>>>

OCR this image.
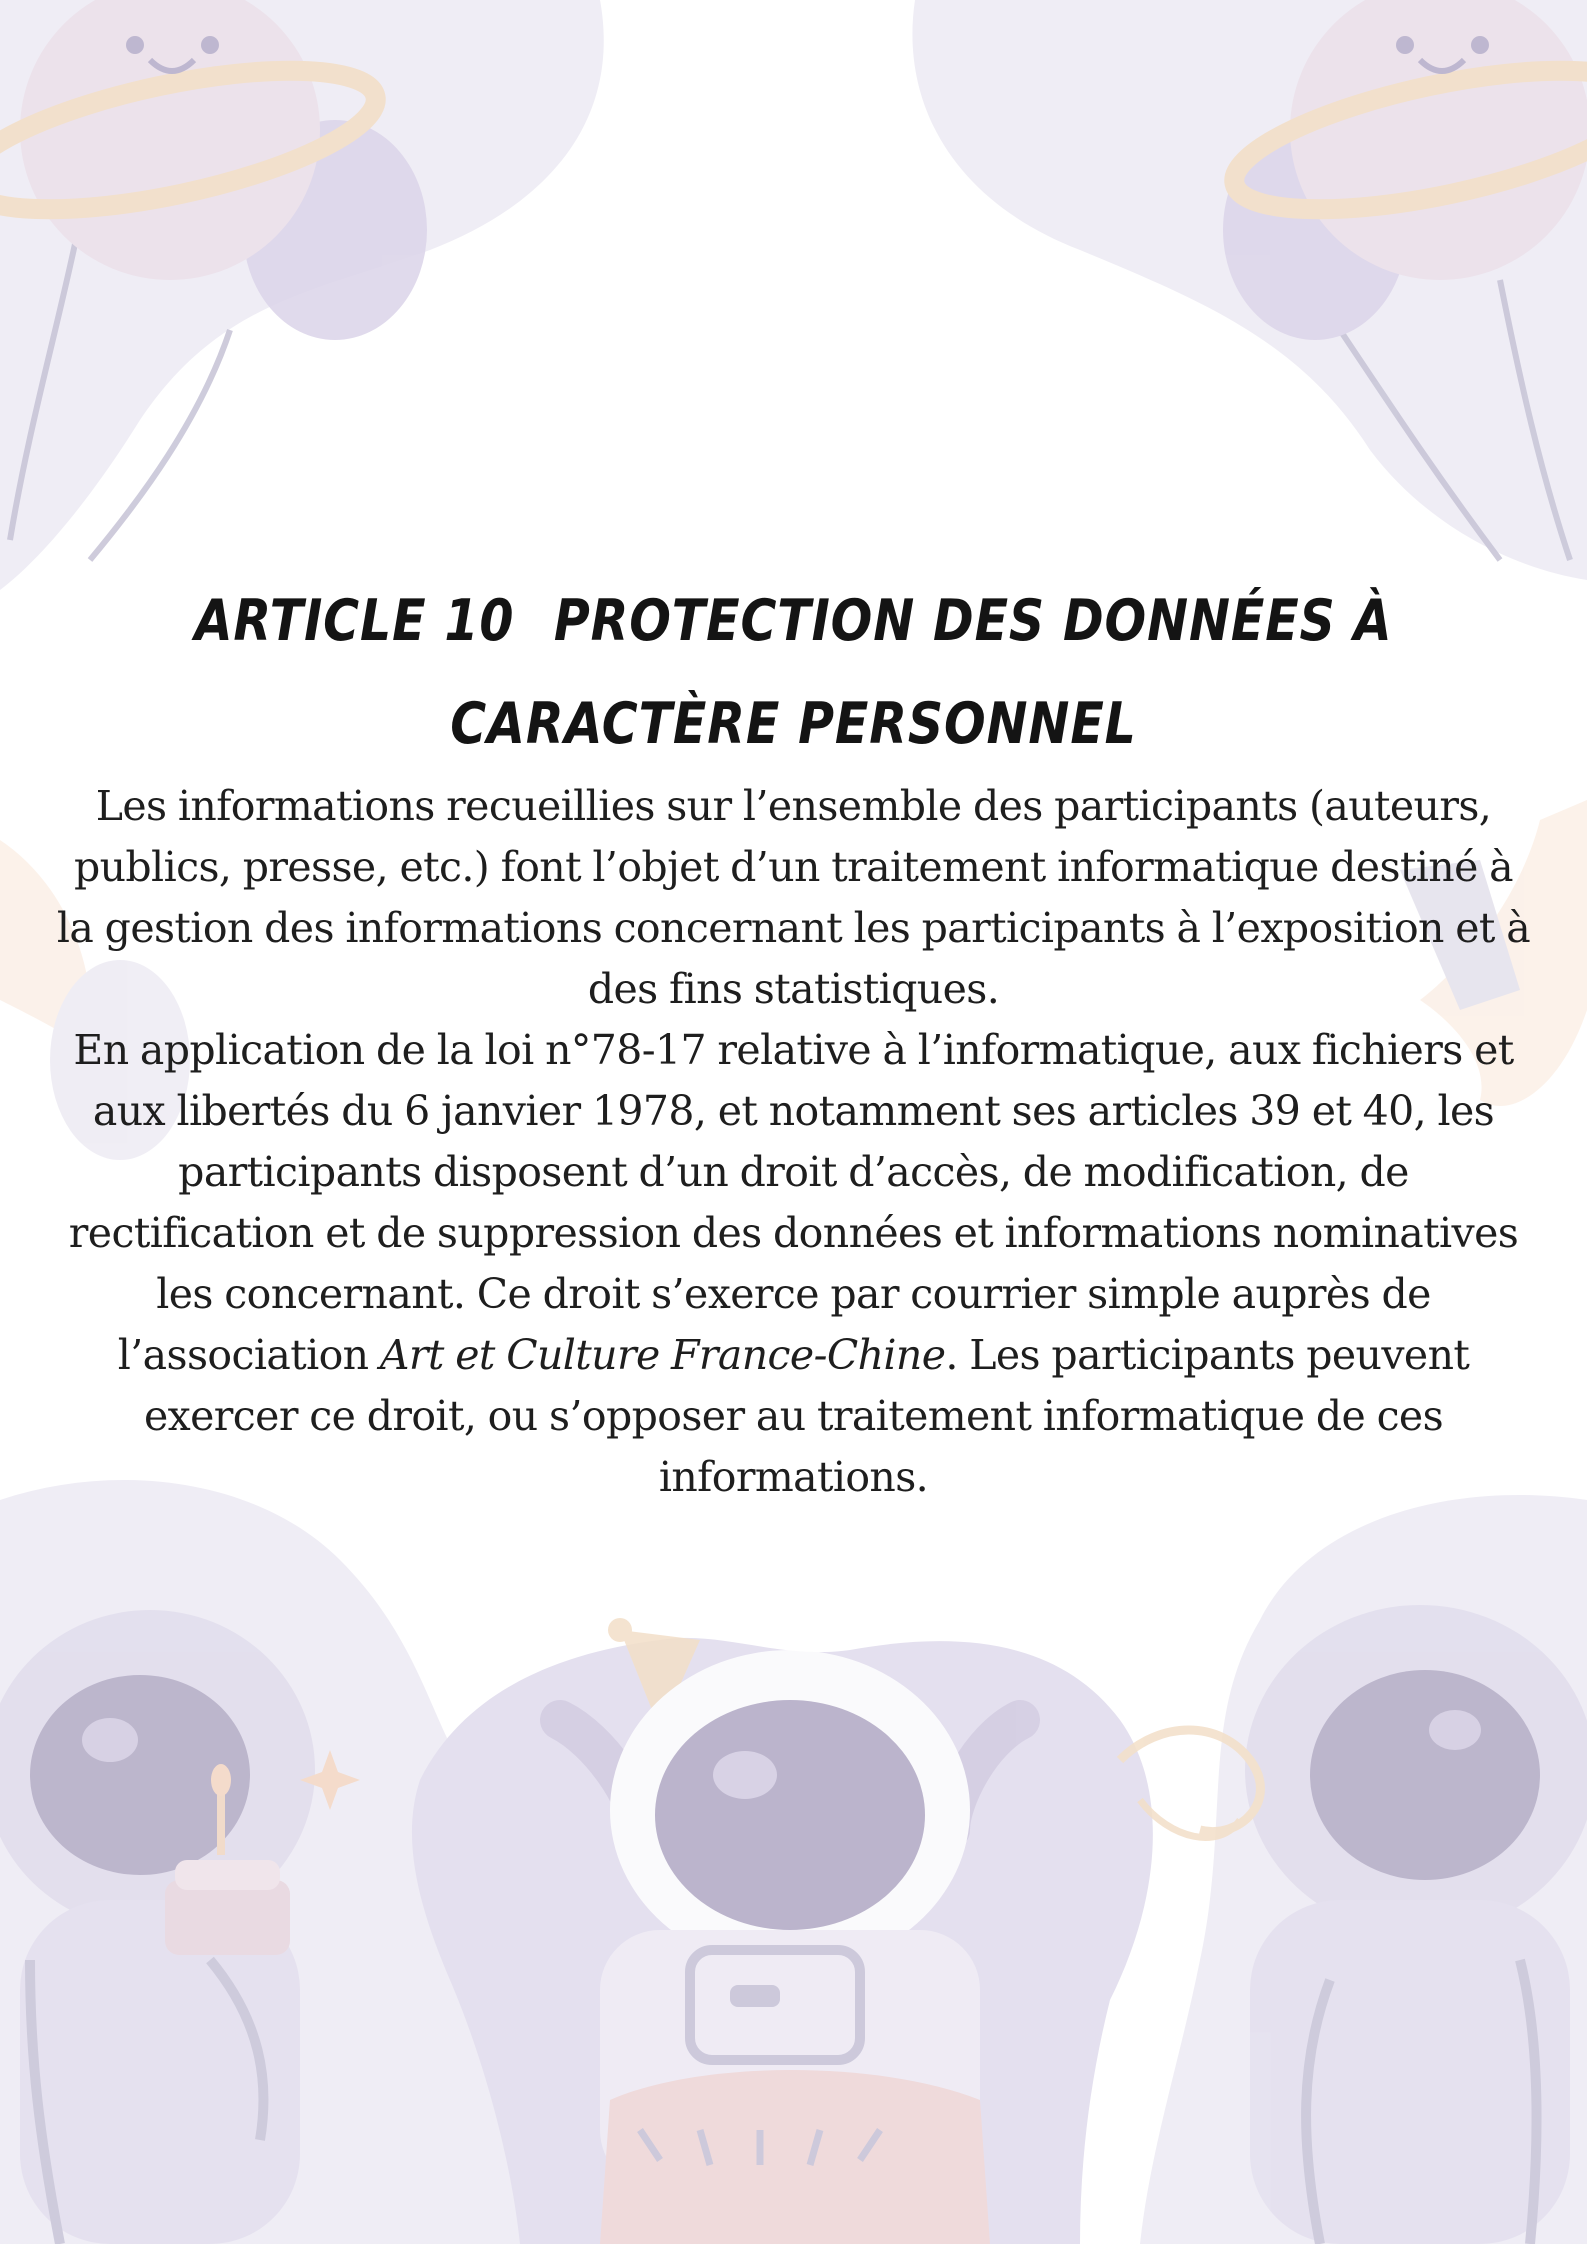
ARTICLE 10 PROTECTION DES DONNÉES À CARACTÈRE PERSONNEL

Les informations recueillies sur l’ensemble des participants (auteurs, publics, presse, etc.) font l’objet d’un traitement informatique destiné à la gestion des informations concernant les participants à l’exposition et à des fins statistiques.
En application de la loi n°78-17 relative à l’informatique, aux fichiers et aux libertés du 6 janvier 1978, et notamment ses articles 39 et 40, les participants disposent d’un droit d’accès, de modification, de rectification et de suppression des données et informations nominatives les concernant. Ce droit s’exerce par courrier simple auprès de l’association Art et Culture France-Chine. Les participants peuvent exercer ce droit, ou s’opposer au traitement informatique de ces informations.
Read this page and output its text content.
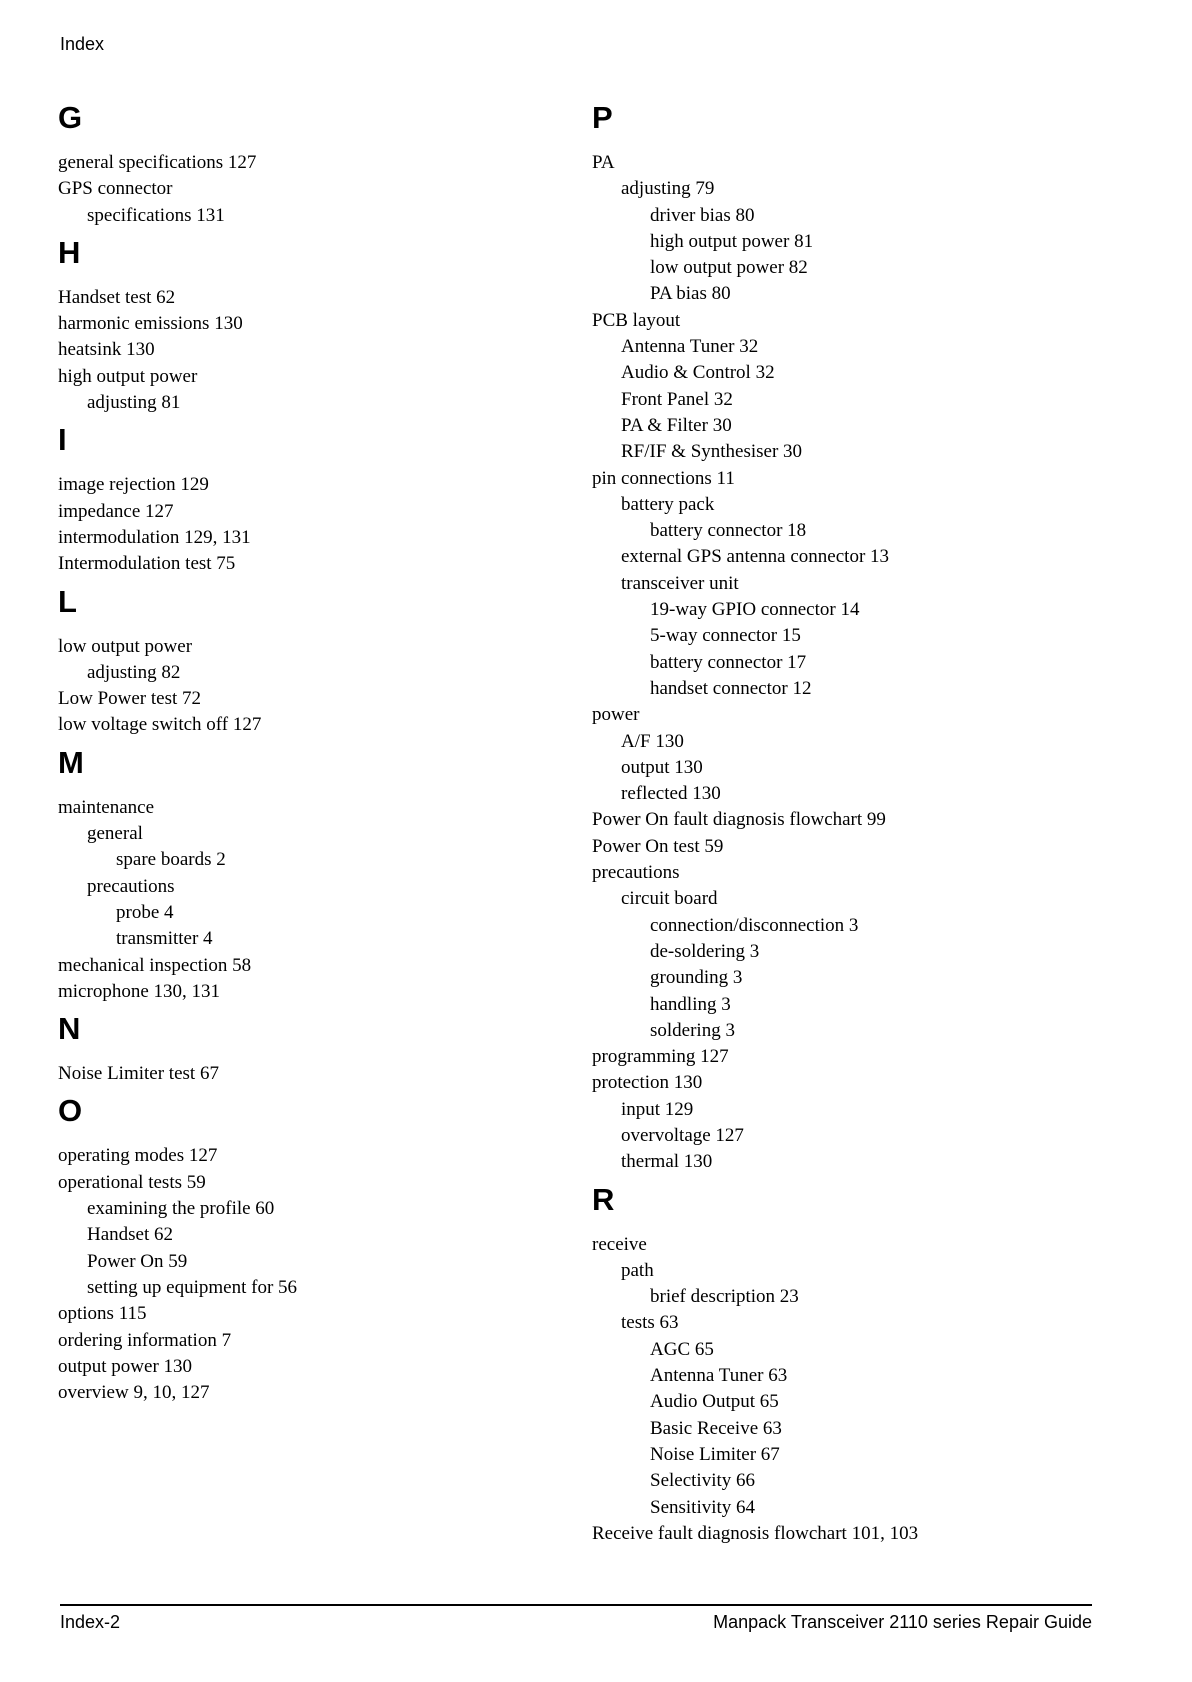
Index
G
general specifications 127
GPS connector
specifications 131
H
Handset test 62
harmonic emissions 130
heatsink 130
high output power
adjusting 81
I
image rejection 129
impedance 127
intermodulation 129, 131
Intermodulation test 75
L
low output power
adjusting 82
Low Power test 72
low voltage switch off 127
M
maintenance
general
spare boards 2
precautions
probe 4
transmitter 4
mechanical inspection 58
microphone 130, 131
N
Noise Limiter test 67
O
operating modes 127
operational tests 59
examining the profile 60
Handset 62
Power On 59
setting up equipment for 56
options 115
ordering information 7
output power 130
overview 9, 10, 127
P
PA
adjusting 79
driver bias 80
high output power 81
low output power 82
PA bias 80
PCB layout
Antenna Tuner 32
Audio & Control 32
Front Panel 32
PA & Filter 30
RF/IF & Synthesiser 30
pin connections 11
battery pack
battery connector 18
external GPS antenna connector 13
transceiver unit
19-way GPIO connector 14
5-way connector 15
battery connector 17
handset connector 12
power
A/F 130
output 130
reflected 130
Power On fault diagnosis flowchart 99
Power On test 59
precautions
circuit board
connection/disconnection 3
de-soldering 3
grounding 3
handling 3
soldering 3
programming 127
protection 130
input 129
overvoltage 127
thermal 130
R
receive
path
brief description 23
tests 63
AGC 65
Antenna Tuner 63
Audio Output 65
Basic Receive 63
Noise Limiter 67
Selectivity 66
Sensitivity 64
Receive fault diagnosis flowchart 101, 103
Index-2	Manpack Transceiver 2110 series Repair Guide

<<<

Aim: Copy out every line in the listing where the word "specifications" appears.

Solution to the exercise:
general specifications 127
specifications 131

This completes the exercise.